Set problem
Take the material and output all of it exactly.

Listed entries
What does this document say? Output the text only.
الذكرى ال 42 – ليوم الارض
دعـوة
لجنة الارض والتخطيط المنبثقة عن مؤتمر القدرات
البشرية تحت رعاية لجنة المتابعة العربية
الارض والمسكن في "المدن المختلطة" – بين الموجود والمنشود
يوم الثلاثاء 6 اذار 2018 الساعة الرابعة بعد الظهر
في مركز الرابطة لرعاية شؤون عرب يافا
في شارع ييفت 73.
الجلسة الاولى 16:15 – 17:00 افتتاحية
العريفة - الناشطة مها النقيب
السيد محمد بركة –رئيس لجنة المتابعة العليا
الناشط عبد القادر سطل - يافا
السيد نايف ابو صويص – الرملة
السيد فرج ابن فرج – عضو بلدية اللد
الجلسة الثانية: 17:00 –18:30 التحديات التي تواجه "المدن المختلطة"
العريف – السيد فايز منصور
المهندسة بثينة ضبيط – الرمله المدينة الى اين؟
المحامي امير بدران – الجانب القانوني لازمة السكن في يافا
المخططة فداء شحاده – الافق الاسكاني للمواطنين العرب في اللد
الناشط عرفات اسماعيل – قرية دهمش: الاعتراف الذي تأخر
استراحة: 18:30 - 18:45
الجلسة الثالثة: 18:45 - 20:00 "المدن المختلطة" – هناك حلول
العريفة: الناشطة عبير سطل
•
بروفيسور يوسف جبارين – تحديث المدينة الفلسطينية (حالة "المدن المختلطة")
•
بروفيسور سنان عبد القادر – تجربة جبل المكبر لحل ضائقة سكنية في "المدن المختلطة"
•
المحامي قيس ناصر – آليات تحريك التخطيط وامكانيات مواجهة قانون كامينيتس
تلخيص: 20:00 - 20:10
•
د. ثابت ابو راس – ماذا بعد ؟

Written solution
What does this document say? Output the text only.
الذكرى ال 42 – ليوم الارض
دعـوة
لجنة الارض والتخطيط المنبثقة عن مؤتمر القدرات
البشرية تحت رعاية لجنة المتابعة العربية
الارض والمسكن في "المدن المختلطة" – بين الموجود والمنشود
يوم الثلاثاء 6 اذار 2018 الساعة الرابعة بعد الظهر
في مركز الرابطة لرعاية شؤون عرب يافا
في شارع ييفت 73.
الجلسة الاولى 16:15 – 17:00 افتتاحية
العريفة - الناشطة مها النقيب
السيد محمد بركة –رئيس لجنة المتابعة العليا
الناشط عبد القادر سطل - يافا
السيد نايف ابو صويص – الرملة
السيد فرج ابن فرج – عضو بلدية اللد
الجلسة الثانية: 17:00 –18:30 التحديات التي تواجه "المدن المختلطة"
العريف – السيد فايز منصور
المهندسة بثينة ضبيط – الرمله المدينة الى اين؟
المحامي امير بدران – الجانب القانوني لازمة السكن في يافا
المخططة فداء شحاده – الافق الاسكاني للمواطنين العرب في اللد
الناشط عرفات اسماعيل – قرية دهمش: الاعتراف الذي تأخر
استراحة: 18:30 - 18:45
الجلسة الثالثة: 18:45 - 20:00 "المدن المختلطة" – هناك حلول
العريفة: الناشطة عبير سطل
•
بروفيسور يوسف جبارين – تحديث المدينة الفلسطينية (حالة "المدن المختلطة")
•
بروفيسور سنان عبد القادر – تجربة جبل المكبر لحل ضائقة سكنية في "المدن المختلطة"
•
المحامي قيس ناصر – آليات تحريك التخطيط وامكانيات مواجهة قانون كامينيتس
تلخيص: 20:00 - 20:10
•
د. ثابت ابو راس – ماذا بعد ؟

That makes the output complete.